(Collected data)
--------------------------------------------------

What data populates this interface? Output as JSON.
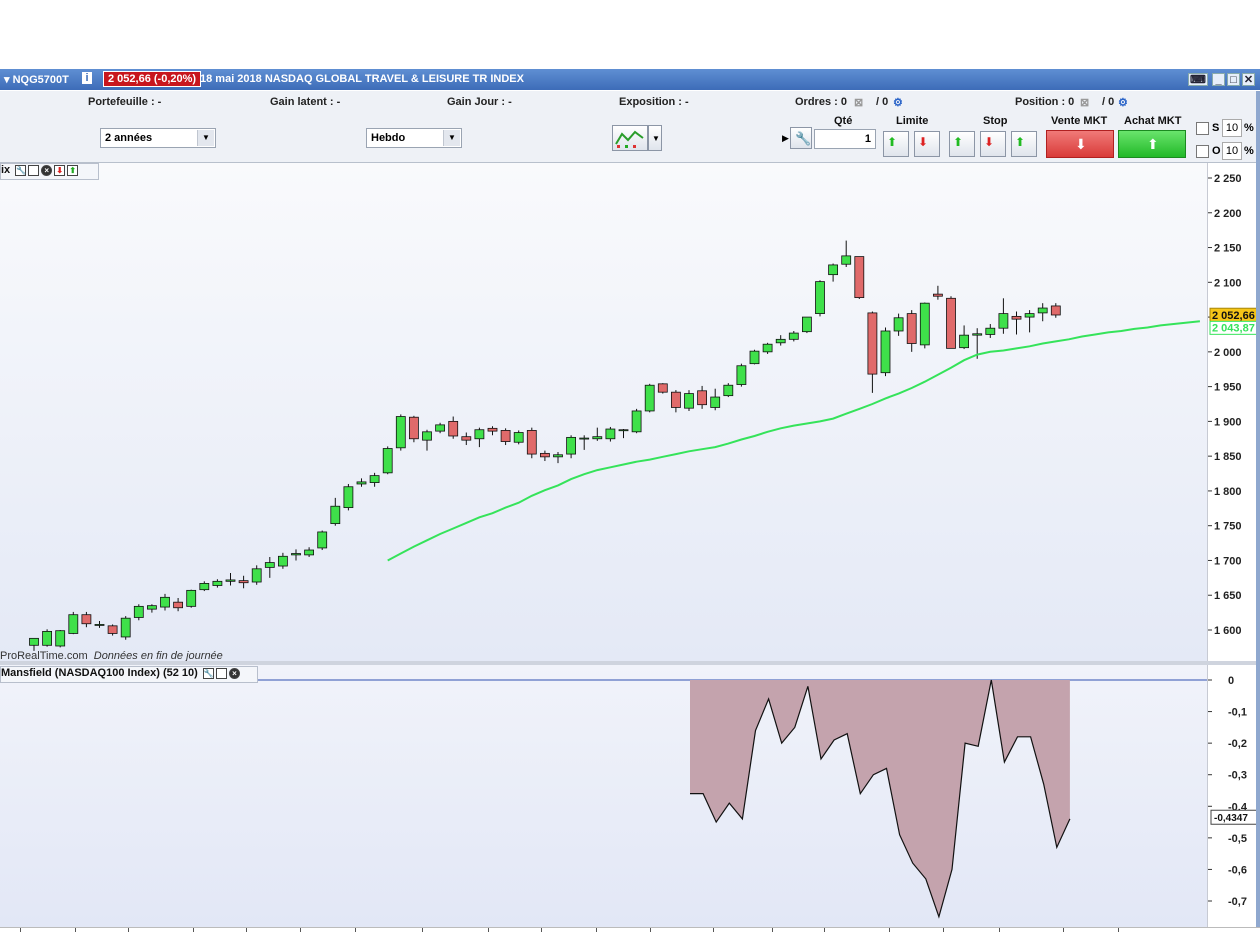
{
  "window": {
    "ticker": "NQG5700T",
    "info_icon": "i",
    "price_badge": "2 052,66 (-0,20%)",
    "date_name": "18 mai 2018 NASDAQ GLOBAL TRAVEL & LEISURE TR INDEX"
  },
  "infobar": {
    "portefeuille": "Portefeuille : -",
    "gain_latent": "Gain latent : -",
    "gain_jour": "Gain Jour : -",
    "exposition": "Exposition : -",
    "ordres_label": "Ordres : 0",
    "ordres_sep": "/ 0",
    "position_label": "Position : 0",
    "position_sep": "/ 0"
  },
  "toolbar": {
    "period": "2 années",
    "interval": "Hebdo",
    "qty_label": "Qté",
    "qty_value": "1",
    "limit_label": "Limite",
    "stop_label": "Stop",
    "sell_label": "Vente MKT",
    "buy_label": "Achat MKT",
    "s_label": "S",
    "o_label": "O",
    "s_value": "10",
    "o_value": "10",
    "pct": "%"
  },
  "main_panel": {
    "tools_label": "ix",
    "source": "ProRealTime.com",
    "source_note": "Données en fin de journée"
  },
  "sub_panel": {
    "title": "Mansfield (NASDAQ100 Index) (52 10)"
  },
  "colors": {
    "up": "#3fe04a",
    "down": "#e06a6a",
    "ma": "#35e35a",
    "rs_fill": "#c4a3ad",
    "price_tag": "#f5c518"
  },
  "chart_data": [
    {
      "type": "candlestick",
      "ylim": [
        1570,
        2265
      ],
      "y_ticks": [
        "2 250",
        "2 200",
        "2 150",
        "2 100",
        "2 050",
        "2 000",
        "1 950",
        "1 900",
        "1 850",
        "1 800",
        "1 750",
        "1 700",
        "1 650",
        "1 600"
      ],
      "y_tick_values": [
        2250,
        2200,
        2150,
        2100,
        2050,
        2000,
        1950,
        1900,
        1850,
        1800,
        1750,
        1700,
        1650,
        1600
      ],
      "last_price_label": "2 052,66",
      "last_price": 2052.66,
      "ma_label": "2 043,87",
      "ma_value": 2043.87,
      "candles": [
        {
          "o": 1578,
          "h": 1588,
          "l": 1570,
          "c": 1588
        },
        {
          "o": 1578,
          "h": 1601,
          "l": 1576,
          "c": 1598
        },
        {
          "o": 1577,
          "h": 1600,
          "l": 1575,
          "c": 1599
        },
        {
          "o": 1595,
          "h": 1626,
          "l": 1594,
          "c": 1622
        },
        {
          "o": 1622,
          "h": 1626,
          "l": 1604,
          "c": 1609
        },
        {
          "o": 1607,
          "h": 1613,
          "l": 1603,
          "c": 1608
        },
        {
          "o": 1606,
          "h": 1608,
          "l": 1592,
          "c": 1595
        },
        {
          "o": 1590,
          "h": 1620,
          "l": 1586,
          "c": 1617
        },
        {
          "o": 1618,
          "h": 1637,
          "l": 1614,
          "c": 1634
        },
        {
          "o": 1630,
          "h": 1637,
          "l": 1625,
          "c": 1635
        },
        {
          "o": 1633,
          "h": 1652,
          "l": 1628,
          "c": 1647
        },
        {
          "o": 1640,
          "h": 1646,
          "l": 1627,
          "c": 1632
        },
        {
          "o": 1634,
          "h": 1658,
          "l": 1632,
          "c": 1657
        },
        {
          "o": 1658,
          "h": 1670,
          "l": 1656,
          "c": 1667
        },
        {
          "o": 1664,
          "h": 1673,
          "l": 1661,
          "c": 1670
        },
        {
          "o": 1670,
          "h": 1682,
          "l": 1664,
          "c": 1672
        },
        {
          "o": 1671,
          "h": 1678,
          "l": 1660,
          "c": 1668
        },
        {
          "o": 1669,
          "h": 1693,
          "l": 1665,
          "c": 1688
        },
        {
          "o": 1690,
          "h": 1705,
          "l": 1675,
          "c": 1697
        },
        {
          "o": 1692,
          "h": 1711,
          "l": 1688,
          "c": 1706
        },
        {
          "o": 1708,
          "h": 1716,
          "l": 1700,
          "c": 1710
        },
        {
          "o": 1708,
          "h": 1719,
          "l": 1705,
          "c": 1715
        },
        {
          "o": 1718,
          "h": 1743,
          "l": 1715,
          "c": 1741
        },
        {
          "o": 1753,
          "h": 1790,
          "l": 1750,
          "c": 1778
        },
        {
          "o": 1776,
          "h": 1810,
          "l": 1772,
          "c": 1806
        },
        {
          "o": 1810,
          "h": 1818,
          "l": 1806,
          "c": 1813
        },
        {
          "o": 1812,
          "h": 1826,
          "l": 1806,
          "c": 1822
        },
        {
          "o": 1826,
          "h": 1864,
          "l": 1824,
          "c": 1861
        },
        {
          "o": 1862,
          "h": 1910,
          "l": 1858,
          "c": 1907
        },
        {
          "o": 1906,
          "h": 1908,
          "l": 1870,
          "c": 1875
        },
        {
          "o": 1873,
          "h": 1888,
          "l": 1858,
          "c": 1885
        },
        {
          "o": 1886,
          "h": 1898,
          "l": 1883,
          "c": 1895
        },
        {
          "o": 1900,
          "h": 1907,
          "l": 1875,
          "c": 1879
        },
        {
          "o": 1878,
          "h": 1884,
          "l": 1866,
          "c": 1873
        },
        {
          "o": 1875,
          "h": 1891,
          "l": 1863,
          "c": 1888
        },
        {
          "o": 1890,
          "h": 1893,
          "l": 1880,
          "c": 1886
        },
        {
          "o": 1887,
          "h": 1890,
          "l": 1866,
          "c": 1871
        },
        {
          "o": 1870,
          "h": 1887,
          "l": 1867,
          "c": 1884
        },
        {
          "o": 1887,
          "h": 1891,
          "l": 1847,
          "c": 1853
        },
        {
          "o": 1854,
          "h": 1858,
          "l": 1843,
          "c": 1849
        },
        {
          "o": 1849,
          "h": 1856,
          "l": 1840,
          "c": 1852
        },
        {
          "o": 1853,
          "h": 1880,
          "l": 1847,
          "c": 1877
        },
        {
          "o": 1875,
          "h": 1880,
          "l": 1859,
          "c": 1876
        },
        {
          "o": 1875,
          "h": 1891,
          "l": 1872,
          "c": 1878
        },
        {
          "o": 1875,
          "h": 1892,
          "l": 1871,
          "c": 1889
        },
        {
          "o": 1887,
          "h": 1889,
          "l": 1876,
          "c": 1888
        },
        {
          "o": 1885,
          "h": 1918,
          "l": 1883,
          "c": 1915
        },
        {
          "o": 1915,
          "h": 1954,
          "l": 1913,
          "c": 1952
        },
        {
          "o": 1954,
          "h": 1955,
          "l": 1940,
          "c": 1942
        },
        {
          "o": 1942,
          "h": 1945,
          "l": 1913,
          "c": 1920
        },
        {
          "o": 1919,
          "h": 1945,
          "l": 1915,
          "c": 1940
        },
        {
          "o": 1944,
          "h": 1951,
          "l": 1918,
          "c": 1924
        },
        {
          "o": 1920,
          "h": 1947,
          "l": 1916,
          "c": 1935
        },
        {
          "o": 1937,
          "h": 1955,
          "l": 1935,
          "c": 1952
        },
        {
          "o": 1953,
          "h": 1983,
          "l": 1950,
          "c": 1980
        },
        {
          "o": 1983,
          "h": 2003,
          "l": 1982,
          "c": 2001
        },
        {
          "o": 2000,
          "h": 2013,
          "l": 1997,
          "c": 2011
        },
        {
          "o": 2013,
          "h": 2024,
          "l": 2009,
          "c": 2018
        },
        {
          "o": 2018,
          "h": 2030,
          "l": 2015,
          "c": 2027
        },
        {
          "o": 2029,
          "h": 2050,
          "l": 2027,
          "c": 2050
        },
        {
          "o": 2055,
          "h": 2103,
          "l": 2051,
          "c": 2101
        },
        {
          "o": 2111,
          "h": 2127,
          "l": 2101,
          "c": 2125
        },
        {
          "o": 2126,
          "h": 2160,
          "l": 2122,
          "c": 2138
        },
        {
          "o": 2137,
          "h": 2137,
          "l": 2076,
          "c": 2078
        },
        {
          "o": 2056,
          "h": 2058,
          "l": 1941,
          "c": 1968
        },
        {
          "o": 1970,
          "h": 2035,
          "l": 1965,
          "c": 2030
        },
        {
          "o": 2030,
          "h": 2055,
          "l": 2023,
          "c": 2049
        },
        {
          "o": 2055,
          "h": 2060,
          "l": 2000,
          "c": 2012
        },
        {
          "o": 2010,
          "h": 2071,
          "l": 2005,
          "c": 2070
        },
        {
          "o": 2083,
          "h": 2095,
          "l": 2075,
          "c": 2080
        },
        {
          "o": 2077,
          "h": 2080,
          "l": 2005,
          "c": 2005
        },
        {
          "o": 2006,
          "h": 2038,
          "l": 2004,
          "c": 2024
        },
        {
          "o": 2024,
          "h": 2034,
          "l": 1990,
          "c": 2026
        },
        {
          "o": 2025,
          "h": 2040,
          "l": 2020,
          "c": 2034
        },
        {
          "o": 2034,
          "h": 2077,
          "l": 2026,
          "c": 2055
        },
        {
          "o": 2051,
          "h": 2058,
          "l": 2025,
          "c": 2047
        },
        {
          "o": 2050,
          "h": 2060,
          "l": 2028,
          "c": 2055
        },
        {
          "o": 2056,
          "h": 2070,
          "l": 2044,
          "c": 2063
        },
        {
          "o": 2066,
          "h": 2070,
          "l": 2049,
          "c": 2053
        }
      ],
      "ma_series": [
        1700,
        1710,
        1720,
        1729,
        1738,
        1746,
        1754,
        1762,
        1768,
        1776,
        1783,
        1793,
        1801,
        1808,
        1817,
        1824,
        1830,
        1834,
        1838,
        1842,
        1845,
        1849,
        1853,
        1857,
        1860,
        1863,
        1868,
        1874,
        1879,
        1885,
        1890,
        1894,
        1897,
        1900,
        1904,
        1911,
        1918,
        1925,
        1933,
        1940,
        1948,
        1957,
        1967,
        1977,
        1988,
        1996,
        2000,
        2002,
        2005,
        2008,
        2012,
        2015,
        2018,
        2022,
        2025,
        2028,
        2030,
        2033,
        2035,
        2038,
        2040,
        2042,
        2044
      ]
    },
    {
      "type": "area",
      "ylim": [
        -0.75,
        0.02
      ],
      "y_ticks": [
        "0",
        "-0,1",
        "-0,2",
        "-0,3",
        "-0,4",
        "-0,5",
        "-0,6",
        "-0,7"
      ],
      "y_tick_values": [
        0,
        -0.1,
        -0.2,
        -0.3,
        -0.4,
        -0.5,
        -0.6,
        -0.7
      ],
      "last_value_label": "-0,4347",
      "last_value": -0.4347,
      "values": [
        -0.36,
        -0.36,
        -0.45,
        -0.39,
        -0.44,
        -0.16,
        -0.06,
        -0.2,
        -0.15,
        -0.02,
        -0.25,
        -0.19,
        -0.17,
        -0.36,
        -0.3,
        -0.28,
        -0.49,
        -0.58,
        -0.63,
        -0.75,
        -0.6,
        -0.2,
        -0.21,
        0.0,
        -0.26,
        -0.18,
        -0.18,
        -0.33,
        -0.53,
        -0.44
      ]
    }
  ]
}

--------------------------------------------------

# GOAL
Look through the entries above for the word "Gain". Copy every line where it shows up.

# REPLY TO THE TASK
    "gain_latent": "Gain latent : -",
    "gain_jour": "Gain Jour : -",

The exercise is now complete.